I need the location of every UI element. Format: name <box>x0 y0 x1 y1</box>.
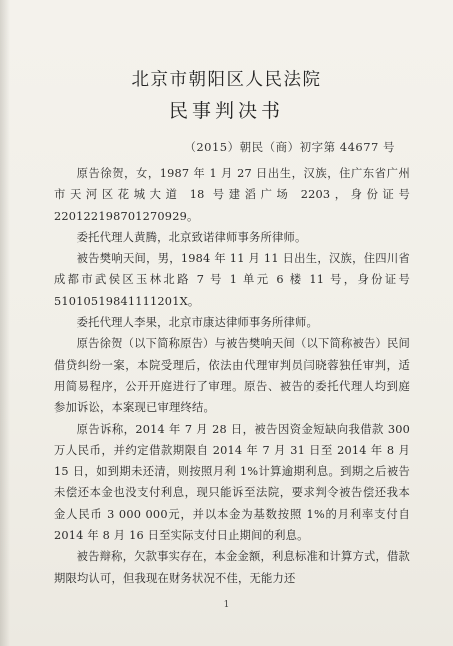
case-number: （2015）朝民（商）初字第 44677 号 <box>184 140 395 154</box>
court-name: 北京市朝阳区人民法院 <box>131 70 322 90</box>
plaintiff-agent: 委托代理人黄腾，北京致诺律师事务所律师。 <box>76 230 307 244</box>
plaintiff-info: 原告徐贺，女，1987 年 1 月 27 日出生，汉族，住广东省广州市天河区花城大道 18 号建滔广场 2203，身份证号 220122198701270929。 <box>54 167 410 223</box>
document-title: 民事判决书 <box>168 100 284 122</box>
defendant-defense: 被告辩称，欠款事实存在，本金金额，利息标准和计算方式，借款期限均认可，但我现在财务状况不佳，无能力还 <box>54 550 411 585</box>
case-summary: 原告徐贺（以下简称原告）与被告樊响天间（以下简称被告）民间借贷纠纷一案，本院受理后，依法由代理审判员闫晓蓉独任审判，适用简易程序，公开开庭进行了审理。原告、被告的委托代理人均到庭参加诉讼，本案现已审理终结。 <box>54 337 411 415</box>
defendant-info: 被告樊响天间，男，1984 年 11 月 11 日出生，汉族，住四川省成都市武侯区玉林北路 7 号 1 单元 6 楼 11 号，身份证号 51010519841111201X。 <box>54 252 410 308</box>
plaintiff-claim: 原告诉称，2014 年 7 月 28 日，被告因资金短缺向我借款 300 万人民币，并约定借款期限自 2014 年 7 月 31 日至 2014 年 8 月 15 日，如到期未还清，则按照月利 1%计算逾期利息。到期之后被告未偿还本金也没支付利息，现只能诉至法院，要求判令被告偿还我本金人民币 3 000 000元，并以本金为基数按照 1%的月利率支付自 2014 年 8 月 16 日至实际支付日止期间的利息。 <box>54 422 410 543</box>
judgment-body <box>54 163 410 589</box>
page-number: 1 <box>223 600 230 610</box>
defendant-agent: 委托代理人李果，北京市康达律师事务所律师。 <box>76 316 319 330</box>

**********

Copy every line of the records above word for word, omitting the pictures.

**Final result:**
I need the location of every UI element. Format: name <box>x0 y0 x1 y1</box>.
case-number: （2015）朝民（商）初字第 44677 号 <box>184 140 395 154</box>
court-name: 北京市朝阳区人民法院 <box>131 70 322 90</box>
plaintiff-agent: 委托代理人黄腾，北京致诺律师事务所律师。 <box>76 230 307 244</box>
plaintiff-info: 原告徐贺，女，1987 年 1 月 27 日出生，汉族，住广东省广州市天河区花城大道 18 号建滔广场 2203，身份证号 220122198701270929。 <box>54 167 410 223</box>
document-title: 民事判决书 <box>168 100 284 122</box>
defendant-defense: 被告辩称，欠款事实存在，本金金额，利息标准和计算方式，借款期限均认可，但我现在财务状况不佳，无能力还 <box>54 550 411 585</box>
case-summary: 原告徐贺（以下简称原告）与被告樊响天间（以下简称被告）民间借贷纠纷一案，本院受理后，依法由代理审判员闫晓蓉独任审判，适用简易程序，公开开庭进行了审理。原告、被告的委托代理人均到庭参加诉讼，本案现已审理终结。 <box>54 337 411 415</box>
defendant-info: 被告樊响天间，男，1984 年 11 月 11 日出生，汉族，住四川省成都市武侯区玉林北路 7 号 1 单元 6 楼 11 号，身份证号 51010519841111201X。 <box>54 252 410 308</box>
plaintiff-claim: 原告诉称，2014 年 7 月 28 日，被告因资金短缺向我借款 300 万人民币，并约定借款期限自 2014 年 7 月 31 日至 2014 年 8 月 15 日，如到期未还清，则按照月利 1%计算逾期利息。到期之后被告未偿还本金也没支付利息，现只能诉至法院，要求判令被告偿还我本金人民币 3 000 000元，并以本金为基数按照 1%的月利率支付自 2014 年 8 月 16 日至实际支付日止期间的利息。 <box>54 422 410 543</box>
judgment-body <box>54 163 410 589</box>
page-number: 1 <box>223 600 230 610</box>
defendant-agent: 委托代理人李果，北京市康达律师事务所律师。 <box>76 316 319 330</box>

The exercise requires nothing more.